問題 1:
記録の冒頭から「data-point-marker bbox=[361, 225, 367, 231]」を含む行までを、一字一句そのまま書き写すこと。両端の行も含める。

読む文章:
==*==

コラム

【ワインのペアリングとは?】5つの品種を例に考え方も伝授!

Vino Hayashiの営業・井手です。

この記事を読んでいる方にはご自宅でワインを嗜む愛好家の方もいれば、レストランでサービスマンとして働いている方もいらっしゃるでしょう。ただ共通しているのは、ワインのペアリングについて知りたいというところかと思います。

でも、どうぞご安心を!
ペアリング専門の営業をしている私が、そのコツを分かりやすくお伝えします。ぜひ少しずつ実践して、ワインのペアリングをマスターしてください!


目次

はじめに「ワインのペアリング」とは何なのか
ペアリングをマスターする3ステップ

ペアリングの仕組みを解明しよう
まずはブドウ品種の特徴を掴もう

ベスト&悪くない&ワーストペアリングと考え方のコツ

ペアリングをマスターして、食事の時間を至福の時間に!

 

はじめに「ワインのペアリング」とは何なのか

ワインのペアリングとは、料理と相性の良いワインを選んで組み合わせることをいいます。身近な例としては、自宅での食事に合うワインを選ぶとか、レストランのコース料理に合わせてソムリエの方が最適なワインを選ぶシーンが挙げられるでしょう。

==*==

抽出情報:
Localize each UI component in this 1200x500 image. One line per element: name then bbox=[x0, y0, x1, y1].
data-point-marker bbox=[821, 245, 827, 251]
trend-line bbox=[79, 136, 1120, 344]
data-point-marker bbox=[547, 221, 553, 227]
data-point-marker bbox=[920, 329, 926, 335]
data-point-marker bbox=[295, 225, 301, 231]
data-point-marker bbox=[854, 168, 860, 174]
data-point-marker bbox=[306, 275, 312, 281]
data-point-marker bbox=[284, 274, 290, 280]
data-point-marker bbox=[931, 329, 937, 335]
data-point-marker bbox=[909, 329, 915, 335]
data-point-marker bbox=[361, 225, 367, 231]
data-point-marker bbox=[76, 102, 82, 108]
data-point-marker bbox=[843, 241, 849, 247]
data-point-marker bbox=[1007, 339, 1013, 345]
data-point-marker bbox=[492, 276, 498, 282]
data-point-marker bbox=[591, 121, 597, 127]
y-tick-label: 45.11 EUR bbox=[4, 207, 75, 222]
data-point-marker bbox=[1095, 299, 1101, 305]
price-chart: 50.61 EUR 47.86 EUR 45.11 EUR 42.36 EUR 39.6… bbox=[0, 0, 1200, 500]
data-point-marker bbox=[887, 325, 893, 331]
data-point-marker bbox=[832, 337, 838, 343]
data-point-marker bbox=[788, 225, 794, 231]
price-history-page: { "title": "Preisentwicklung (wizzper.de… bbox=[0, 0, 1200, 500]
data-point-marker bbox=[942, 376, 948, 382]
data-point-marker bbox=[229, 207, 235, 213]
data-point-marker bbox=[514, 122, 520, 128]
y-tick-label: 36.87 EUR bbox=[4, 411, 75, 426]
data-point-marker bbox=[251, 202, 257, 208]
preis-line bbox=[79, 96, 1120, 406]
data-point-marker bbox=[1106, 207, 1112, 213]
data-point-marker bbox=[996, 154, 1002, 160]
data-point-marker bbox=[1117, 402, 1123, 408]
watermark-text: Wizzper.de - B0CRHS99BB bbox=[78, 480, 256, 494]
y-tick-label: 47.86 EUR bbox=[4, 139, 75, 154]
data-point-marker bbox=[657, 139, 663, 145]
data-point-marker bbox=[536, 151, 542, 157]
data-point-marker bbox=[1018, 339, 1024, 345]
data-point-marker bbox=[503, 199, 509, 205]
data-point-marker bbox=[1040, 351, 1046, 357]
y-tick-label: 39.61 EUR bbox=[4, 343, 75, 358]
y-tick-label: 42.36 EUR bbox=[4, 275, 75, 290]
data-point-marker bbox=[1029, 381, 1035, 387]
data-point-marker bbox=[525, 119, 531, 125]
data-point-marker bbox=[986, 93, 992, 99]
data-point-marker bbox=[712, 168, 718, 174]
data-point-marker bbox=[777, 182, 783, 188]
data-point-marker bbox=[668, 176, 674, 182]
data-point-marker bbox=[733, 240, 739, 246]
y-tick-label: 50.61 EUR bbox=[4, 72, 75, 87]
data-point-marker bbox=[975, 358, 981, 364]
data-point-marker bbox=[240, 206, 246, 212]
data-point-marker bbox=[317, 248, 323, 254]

==*==

問題 2:
ワインのペアリングのコラムについて、次の問いに答えよ。
(a) 筆者はどの会社の営業で、名前は何か。
(b) 本文では、ワインのペアリングとは何をいうと説明しているか。
(c) 目次によると、ペアリングをマスターするのは何ステップか。

解答 1:
Localize each UI component in this 1200x500 image. One line per element: name then bbox=[x0, y0, x1, y1].
data-point-marker bbox=[821, 245, 827, 251]
trend-line bbox=[79, 136, 1120, 344]
data-point-marker bbox=[547, 221, 553, 227]
data-point-marker bbox=[920, 329, 926, 335]
data-point-marker bbox=[295, 225, 301, 231]
data-point-marker bbox=[854, 168, 860, 174]
data-point-marker bbox=[306, 275, 312, 281]
data-point-marker bbox=[284, 274, 290, 280]
data-point-marker bbox=[931, 329, 937, 335]
data-point-marker bbox=[909, 329, 915, 335]
data-point-marker bbox=[361, 225, 367, 231]

解答 2:
(a) Vino Hayashiの営業で、名前は井手。
(b) 料理と相性の良いワインを選んで組み合わせること。
(c) 3ステップ。